- [ENTRIES SUPPLIED]

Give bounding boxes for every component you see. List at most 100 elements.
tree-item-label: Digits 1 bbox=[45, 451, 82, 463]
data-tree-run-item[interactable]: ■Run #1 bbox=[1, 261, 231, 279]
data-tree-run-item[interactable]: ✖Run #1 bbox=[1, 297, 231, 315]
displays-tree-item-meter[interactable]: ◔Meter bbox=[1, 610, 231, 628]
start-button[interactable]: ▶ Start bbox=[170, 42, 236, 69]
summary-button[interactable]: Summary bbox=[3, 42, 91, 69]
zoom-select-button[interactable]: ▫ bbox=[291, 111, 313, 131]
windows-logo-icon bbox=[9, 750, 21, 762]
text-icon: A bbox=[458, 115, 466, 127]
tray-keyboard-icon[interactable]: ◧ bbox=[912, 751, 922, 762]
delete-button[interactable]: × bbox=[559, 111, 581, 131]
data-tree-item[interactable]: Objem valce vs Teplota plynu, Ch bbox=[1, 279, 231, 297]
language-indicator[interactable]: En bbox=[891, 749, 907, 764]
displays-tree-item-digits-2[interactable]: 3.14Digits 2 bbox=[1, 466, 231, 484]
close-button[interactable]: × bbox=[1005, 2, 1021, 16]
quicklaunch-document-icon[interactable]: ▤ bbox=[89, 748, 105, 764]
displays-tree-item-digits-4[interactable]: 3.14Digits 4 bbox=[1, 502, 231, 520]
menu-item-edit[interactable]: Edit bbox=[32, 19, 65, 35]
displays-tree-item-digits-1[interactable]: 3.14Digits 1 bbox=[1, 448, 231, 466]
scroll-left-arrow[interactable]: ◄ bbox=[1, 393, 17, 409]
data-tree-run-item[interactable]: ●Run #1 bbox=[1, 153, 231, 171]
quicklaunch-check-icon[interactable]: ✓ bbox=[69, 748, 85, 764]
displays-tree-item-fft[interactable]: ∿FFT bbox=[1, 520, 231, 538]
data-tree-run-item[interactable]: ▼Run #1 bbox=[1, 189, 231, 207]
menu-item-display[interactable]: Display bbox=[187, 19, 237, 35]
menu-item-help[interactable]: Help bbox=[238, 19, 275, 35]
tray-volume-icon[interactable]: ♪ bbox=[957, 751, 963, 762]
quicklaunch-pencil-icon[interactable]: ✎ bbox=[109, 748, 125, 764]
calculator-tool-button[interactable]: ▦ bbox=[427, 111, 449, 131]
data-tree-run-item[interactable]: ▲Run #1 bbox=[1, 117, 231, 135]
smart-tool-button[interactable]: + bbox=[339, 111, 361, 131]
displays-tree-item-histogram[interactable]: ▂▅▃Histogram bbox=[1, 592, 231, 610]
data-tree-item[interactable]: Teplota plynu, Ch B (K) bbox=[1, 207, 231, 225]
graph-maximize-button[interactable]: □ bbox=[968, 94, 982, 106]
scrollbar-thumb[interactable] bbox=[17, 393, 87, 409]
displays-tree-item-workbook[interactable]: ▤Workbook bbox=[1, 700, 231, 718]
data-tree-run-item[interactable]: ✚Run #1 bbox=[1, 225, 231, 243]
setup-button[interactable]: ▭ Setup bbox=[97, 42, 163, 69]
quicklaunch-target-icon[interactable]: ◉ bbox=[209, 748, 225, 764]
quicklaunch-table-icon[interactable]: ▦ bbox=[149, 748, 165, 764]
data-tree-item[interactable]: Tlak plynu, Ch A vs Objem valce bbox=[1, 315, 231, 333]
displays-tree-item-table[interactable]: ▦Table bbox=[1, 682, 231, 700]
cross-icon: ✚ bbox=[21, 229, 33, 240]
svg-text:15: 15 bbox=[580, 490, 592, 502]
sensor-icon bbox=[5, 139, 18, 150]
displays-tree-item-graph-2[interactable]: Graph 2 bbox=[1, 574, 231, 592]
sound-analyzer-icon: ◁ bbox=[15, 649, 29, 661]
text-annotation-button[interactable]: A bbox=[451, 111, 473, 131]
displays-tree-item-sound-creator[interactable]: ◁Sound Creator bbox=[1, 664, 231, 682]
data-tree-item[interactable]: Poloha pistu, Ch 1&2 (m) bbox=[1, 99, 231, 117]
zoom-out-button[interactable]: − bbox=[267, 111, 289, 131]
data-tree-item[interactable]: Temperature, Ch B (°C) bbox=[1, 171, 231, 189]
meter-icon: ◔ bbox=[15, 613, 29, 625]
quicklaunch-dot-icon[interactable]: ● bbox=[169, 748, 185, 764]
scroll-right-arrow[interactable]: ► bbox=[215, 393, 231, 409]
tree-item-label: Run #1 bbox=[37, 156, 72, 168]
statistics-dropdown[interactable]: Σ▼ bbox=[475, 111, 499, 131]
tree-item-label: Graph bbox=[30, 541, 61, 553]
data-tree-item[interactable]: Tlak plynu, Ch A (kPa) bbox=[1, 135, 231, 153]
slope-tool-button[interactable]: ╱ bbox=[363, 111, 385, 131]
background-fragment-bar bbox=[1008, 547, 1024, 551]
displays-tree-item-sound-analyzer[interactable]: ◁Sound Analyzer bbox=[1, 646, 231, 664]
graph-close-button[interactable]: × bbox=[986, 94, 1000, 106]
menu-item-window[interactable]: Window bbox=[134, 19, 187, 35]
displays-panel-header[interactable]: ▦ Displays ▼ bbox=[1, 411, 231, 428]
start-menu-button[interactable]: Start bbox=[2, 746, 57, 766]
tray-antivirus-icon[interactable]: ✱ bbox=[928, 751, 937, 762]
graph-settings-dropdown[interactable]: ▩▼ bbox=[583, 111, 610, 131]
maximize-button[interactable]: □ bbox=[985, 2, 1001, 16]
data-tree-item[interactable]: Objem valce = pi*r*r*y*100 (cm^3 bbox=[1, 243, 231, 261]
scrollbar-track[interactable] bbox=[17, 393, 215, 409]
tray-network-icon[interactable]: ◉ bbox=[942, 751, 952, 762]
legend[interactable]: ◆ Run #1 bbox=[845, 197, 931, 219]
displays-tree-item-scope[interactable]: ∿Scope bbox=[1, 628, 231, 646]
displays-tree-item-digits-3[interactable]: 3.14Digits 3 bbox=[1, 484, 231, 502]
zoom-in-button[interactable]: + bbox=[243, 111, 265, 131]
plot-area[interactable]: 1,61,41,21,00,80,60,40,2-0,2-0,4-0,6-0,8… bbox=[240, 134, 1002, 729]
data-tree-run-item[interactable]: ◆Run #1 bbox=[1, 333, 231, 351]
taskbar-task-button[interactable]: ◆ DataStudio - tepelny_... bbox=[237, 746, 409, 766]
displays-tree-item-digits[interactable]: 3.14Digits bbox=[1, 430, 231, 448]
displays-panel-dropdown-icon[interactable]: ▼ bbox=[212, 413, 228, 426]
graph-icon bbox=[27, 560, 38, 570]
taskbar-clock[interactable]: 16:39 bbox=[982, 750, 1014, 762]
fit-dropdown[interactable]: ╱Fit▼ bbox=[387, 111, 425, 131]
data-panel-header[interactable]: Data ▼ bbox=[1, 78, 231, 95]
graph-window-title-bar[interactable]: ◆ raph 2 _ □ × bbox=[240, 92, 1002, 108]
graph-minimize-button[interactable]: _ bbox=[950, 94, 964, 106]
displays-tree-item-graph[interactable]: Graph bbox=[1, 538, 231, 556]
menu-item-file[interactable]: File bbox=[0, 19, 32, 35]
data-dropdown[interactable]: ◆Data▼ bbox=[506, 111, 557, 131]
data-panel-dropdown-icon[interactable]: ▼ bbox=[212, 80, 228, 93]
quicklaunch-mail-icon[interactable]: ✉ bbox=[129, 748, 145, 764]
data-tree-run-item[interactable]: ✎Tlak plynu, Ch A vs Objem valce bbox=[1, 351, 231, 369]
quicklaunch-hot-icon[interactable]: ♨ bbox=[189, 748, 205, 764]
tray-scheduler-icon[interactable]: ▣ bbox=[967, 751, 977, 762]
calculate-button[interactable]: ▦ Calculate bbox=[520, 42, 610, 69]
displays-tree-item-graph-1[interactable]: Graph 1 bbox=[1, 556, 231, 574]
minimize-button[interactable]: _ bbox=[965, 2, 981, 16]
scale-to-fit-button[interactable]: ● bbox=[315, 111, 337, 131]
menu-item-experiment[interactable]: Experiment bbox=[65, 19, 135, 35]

- [EXERCISE INSTRUCTIONS]
Copy, from the material, each line that holds the string "Tlak".

- [EXPECTED ANSWER]
data-tree-item[interactable]: Tlak plynu, Ch A vs Objem valce bbox=[1, 315, 231, 333]
data-tree-item[interactable]: Tlak plynu, Ch A (kPa) bbox=[1, 135, 231, 153]
data-tree-run-item[interactable]: ✎Tlak plynu, Ch A vs Objem valce bbox=[1, 351, 231, 369]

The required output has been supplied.